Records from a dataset
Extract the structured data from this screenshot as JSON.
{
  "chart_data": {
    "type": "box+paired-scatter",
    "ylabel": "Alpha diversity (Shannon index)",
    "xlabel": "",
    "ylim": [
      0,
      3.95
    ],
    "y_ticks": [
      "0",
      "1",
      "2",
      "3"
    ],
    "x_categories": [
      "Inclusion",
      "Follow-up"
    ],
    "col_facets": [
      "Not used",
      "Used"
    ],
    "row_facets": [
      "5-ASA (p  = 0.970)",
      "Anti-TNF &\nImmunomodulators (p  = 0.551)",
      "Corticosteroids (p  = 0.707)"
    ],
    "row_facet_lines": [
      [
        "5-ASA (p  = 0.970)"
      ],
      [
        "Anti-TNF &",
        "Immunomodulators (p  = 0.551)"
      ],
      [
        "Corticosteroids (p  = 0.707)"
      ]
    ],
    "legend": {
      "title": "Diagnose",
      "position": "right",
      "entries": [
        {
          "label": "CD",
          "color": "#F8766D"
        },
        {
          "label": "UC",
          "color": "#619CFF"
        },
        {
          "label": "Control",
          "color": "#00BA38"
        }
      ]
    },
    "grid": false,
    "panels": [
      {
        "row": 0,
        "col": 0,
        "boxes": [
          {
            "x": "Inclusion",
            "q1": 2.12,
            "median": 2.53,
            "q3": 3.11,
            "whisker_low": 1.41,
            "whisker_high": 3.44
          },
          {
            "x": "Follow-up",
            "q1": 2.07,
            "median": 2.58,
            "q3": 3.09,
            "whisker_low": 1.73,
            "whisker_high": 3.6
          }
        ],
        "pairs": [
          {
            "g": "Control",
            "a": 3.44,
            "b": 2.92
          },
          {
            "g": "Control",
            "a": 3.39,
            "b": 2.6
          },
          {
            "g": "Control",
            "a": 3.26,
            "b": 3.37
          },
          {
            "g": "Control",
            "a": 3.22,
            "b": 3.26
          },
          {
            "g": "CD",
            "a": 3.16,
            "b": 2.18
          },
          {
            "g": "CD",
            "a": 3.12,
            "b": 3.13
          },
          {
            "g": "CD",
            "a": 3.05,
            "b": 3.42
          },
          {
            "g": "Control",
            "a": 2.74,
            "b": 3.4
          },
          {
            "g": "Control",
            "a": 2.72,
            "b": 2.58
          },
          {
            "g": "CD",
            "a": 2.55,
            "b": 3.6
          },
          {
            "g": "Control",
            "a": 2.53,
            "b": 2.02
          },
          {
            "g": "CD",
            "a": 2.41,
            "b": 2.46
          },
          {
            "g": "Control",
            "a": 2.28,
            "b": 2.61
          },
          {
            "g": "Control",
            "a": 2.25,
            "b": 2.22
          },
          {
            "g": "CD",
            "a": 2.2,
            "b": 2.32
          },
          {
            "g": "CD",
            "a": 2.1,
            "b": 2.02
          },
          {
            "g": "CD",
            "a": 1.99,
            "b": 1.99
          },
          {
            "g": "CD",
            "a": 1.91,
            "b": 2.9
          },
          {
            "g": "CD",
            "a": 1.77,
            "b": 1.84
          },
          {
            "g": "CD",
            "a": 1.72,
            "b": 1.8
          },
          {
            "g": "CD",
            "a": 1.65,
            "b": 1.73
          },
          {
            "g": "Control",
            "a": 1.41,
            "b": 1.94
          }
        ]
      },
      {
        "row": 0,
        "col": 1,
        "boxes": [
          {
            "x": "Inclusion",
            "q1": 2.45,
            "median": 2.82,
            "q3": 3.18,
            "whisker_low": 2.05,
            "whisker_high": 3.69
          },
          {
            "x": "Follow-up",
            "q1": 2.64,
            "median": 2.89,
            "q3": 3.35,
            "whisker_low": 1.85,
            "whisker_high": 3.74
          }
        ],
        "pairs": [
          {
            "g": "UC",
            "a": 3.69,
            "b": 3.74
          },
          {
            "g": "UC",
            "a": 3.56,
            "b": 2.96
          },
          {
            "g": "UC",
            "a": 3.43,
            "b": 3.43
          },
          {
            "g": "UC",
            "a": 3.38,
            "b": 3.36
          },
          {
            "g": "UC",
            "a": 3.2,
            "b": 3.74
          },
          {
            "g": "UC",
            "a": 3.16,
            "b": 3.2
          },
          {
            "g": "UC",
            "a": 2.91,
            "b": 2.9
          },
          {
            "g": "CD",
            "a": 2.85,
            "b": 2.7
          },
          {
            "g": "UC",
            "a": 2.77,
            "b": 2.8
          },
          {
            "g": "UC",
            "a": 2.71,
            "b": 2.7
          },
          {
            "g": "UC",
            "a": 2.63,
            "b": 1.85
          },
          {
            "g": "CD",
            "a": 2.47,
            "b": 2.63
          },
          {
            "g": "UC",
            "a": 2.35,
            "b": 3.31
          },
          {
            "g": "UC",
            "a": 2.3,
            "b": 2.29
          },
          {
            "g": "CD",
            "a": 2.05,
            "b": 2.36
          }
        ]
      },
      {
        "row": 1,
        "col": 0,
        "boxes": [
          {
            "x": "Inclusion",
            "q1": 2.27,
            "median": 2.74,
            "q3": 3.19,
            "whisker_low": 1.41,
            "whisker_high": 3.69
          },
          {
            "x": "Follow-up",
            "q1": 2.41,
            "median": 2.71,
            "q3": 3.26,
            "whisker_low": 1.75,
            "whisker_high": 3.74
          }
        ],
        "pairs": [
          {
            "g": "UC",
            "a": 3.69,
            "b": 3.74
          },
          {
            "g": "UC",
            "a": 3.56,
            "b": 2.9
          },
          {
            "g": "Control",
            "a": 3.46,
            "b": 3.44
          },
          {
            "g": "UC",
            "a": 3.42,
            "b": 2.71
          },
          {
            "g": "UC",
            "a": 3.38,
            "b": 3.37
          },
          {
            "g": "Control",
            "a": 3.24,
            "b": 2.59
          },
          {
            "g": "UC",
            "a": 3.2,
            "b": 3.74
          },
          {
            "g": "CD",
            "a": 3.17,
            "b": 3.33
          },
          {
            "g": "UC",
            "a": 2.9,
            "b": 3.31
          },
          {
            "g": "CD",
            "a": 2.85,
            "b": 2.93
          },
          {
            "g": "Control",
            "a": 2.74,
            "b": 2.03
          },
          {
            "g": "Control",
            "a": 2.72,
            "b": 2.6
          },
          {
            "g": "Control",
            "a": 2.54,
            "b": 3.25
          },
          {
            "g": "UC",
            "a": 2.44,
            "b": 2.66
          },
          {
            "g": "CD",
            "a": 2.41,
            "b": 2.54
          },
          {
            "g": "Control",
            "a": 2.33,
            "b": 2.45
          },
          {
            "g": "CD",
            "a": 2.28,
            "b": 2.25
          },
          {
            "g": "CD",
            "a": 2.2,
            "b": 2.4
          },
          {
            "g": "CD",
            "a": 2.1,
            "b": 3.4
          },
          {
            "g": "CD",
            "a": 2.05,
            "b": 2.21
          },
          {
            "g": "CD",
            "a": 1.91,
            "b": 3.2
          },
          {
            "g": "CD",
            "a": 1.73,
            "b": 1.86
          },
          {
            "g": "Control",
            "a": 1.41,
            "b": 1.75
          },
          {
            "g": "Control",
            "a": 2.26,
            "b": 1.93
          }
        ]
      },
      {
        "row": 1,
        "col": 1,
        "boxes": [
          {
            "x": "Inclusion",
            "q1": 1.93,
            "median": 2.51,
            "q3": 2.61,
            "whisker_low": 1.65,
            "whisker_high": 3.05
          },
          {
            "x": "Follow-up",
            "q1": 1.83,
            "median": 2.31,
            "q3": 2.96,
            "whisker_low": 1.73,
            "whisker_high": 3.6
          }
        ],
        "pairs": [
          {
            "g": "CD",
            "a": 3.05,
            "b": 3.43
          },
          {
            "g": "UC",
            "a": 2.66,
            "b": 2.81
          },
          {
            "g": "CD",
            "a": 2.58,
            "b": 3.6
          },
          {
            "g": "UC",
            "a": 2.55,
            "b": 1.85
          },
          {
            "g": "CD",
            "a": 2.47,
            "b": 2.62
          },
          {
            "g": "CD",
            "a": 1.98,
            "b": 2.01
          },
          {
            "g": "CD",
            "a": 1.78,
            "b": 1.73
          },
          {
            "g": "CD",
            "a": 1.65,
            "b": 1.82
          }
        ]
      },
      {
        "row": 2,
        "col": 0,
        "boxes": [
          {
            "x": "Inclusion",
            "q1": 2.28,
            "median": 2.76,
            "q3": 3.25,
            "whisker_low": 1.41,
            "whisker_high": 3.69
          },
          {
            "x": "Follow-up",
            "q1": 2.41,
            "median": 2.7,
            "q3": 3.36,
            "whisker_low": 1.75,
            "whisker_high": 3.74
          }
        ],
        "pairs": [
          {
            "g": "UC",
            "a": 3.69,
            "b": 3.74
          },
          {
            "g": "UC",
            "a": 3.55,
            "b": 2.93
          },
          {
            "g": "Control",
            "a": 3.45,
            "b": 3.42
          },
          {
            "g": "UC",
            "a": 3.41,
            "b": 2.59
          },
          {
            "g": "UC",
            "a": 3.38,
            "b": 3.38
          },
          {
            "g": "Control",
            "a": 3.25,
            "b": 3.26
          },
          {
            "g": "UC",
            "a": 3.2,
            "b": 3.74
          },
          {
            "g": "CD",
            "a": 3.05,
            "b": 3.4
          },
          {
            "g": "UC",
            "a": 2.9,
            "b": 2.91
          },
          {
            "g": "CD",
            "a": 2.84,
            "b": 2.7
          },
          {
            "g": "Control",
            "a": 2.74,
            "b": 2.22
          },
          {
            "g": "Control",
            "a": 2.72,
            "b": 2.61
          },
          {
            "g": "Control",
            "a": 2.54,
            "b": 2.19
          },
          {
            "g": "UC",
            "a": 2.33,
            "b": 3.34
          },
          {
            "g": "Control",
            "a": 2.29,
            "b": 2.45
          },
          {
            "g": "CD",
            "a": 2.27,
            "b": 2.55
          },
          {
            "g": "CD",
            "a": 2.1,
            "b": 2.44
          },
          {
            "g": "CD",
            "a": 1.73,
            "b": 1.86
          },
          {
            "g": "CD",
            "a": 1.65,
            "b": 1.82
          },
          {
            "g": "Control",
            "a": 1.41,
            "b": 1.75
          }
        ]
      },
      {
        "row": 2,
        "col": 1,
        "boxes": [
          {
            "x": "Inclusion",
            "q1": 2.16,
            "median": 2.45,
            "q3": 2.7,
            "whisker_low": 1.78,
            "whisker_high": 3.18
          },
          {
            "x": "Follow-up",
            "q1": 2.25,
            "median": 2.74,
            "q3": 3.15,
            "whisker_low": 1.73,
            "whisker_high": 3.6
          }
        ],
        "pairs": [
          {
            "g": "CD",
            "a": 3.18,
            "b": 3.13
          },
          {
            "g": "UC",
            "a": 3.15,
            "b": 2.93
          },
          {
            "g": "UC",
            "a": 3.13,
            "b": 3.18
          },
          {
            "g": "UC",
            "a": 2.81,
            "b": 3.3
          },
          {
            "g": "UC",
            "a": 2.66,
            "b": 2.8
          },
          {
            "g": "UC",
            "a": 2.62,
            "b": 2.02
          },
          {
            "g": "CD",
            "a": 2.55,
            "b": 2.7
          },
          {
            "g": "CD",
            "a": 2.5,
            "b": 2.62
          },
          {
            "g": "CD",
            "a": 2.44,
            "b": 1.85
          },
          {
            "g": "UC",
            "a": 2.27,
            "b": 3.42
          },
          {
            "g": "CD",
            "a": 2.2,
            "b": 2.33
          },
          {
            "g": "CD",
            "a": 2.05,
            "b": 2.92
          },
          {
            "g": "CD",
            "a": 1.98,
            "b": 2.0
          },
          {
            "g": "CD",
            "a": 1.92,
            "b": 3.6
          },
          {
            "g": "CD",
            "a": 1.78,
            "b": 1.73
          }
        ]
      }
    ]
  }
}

**TASK GOAL**
Scan the entries above. Copy each line that has the string "Anti".

**TASK OUTPUT**
      "Anti-TNF &\nImmunomodulators (p  = 0.551)",
        "Anti-TNF &",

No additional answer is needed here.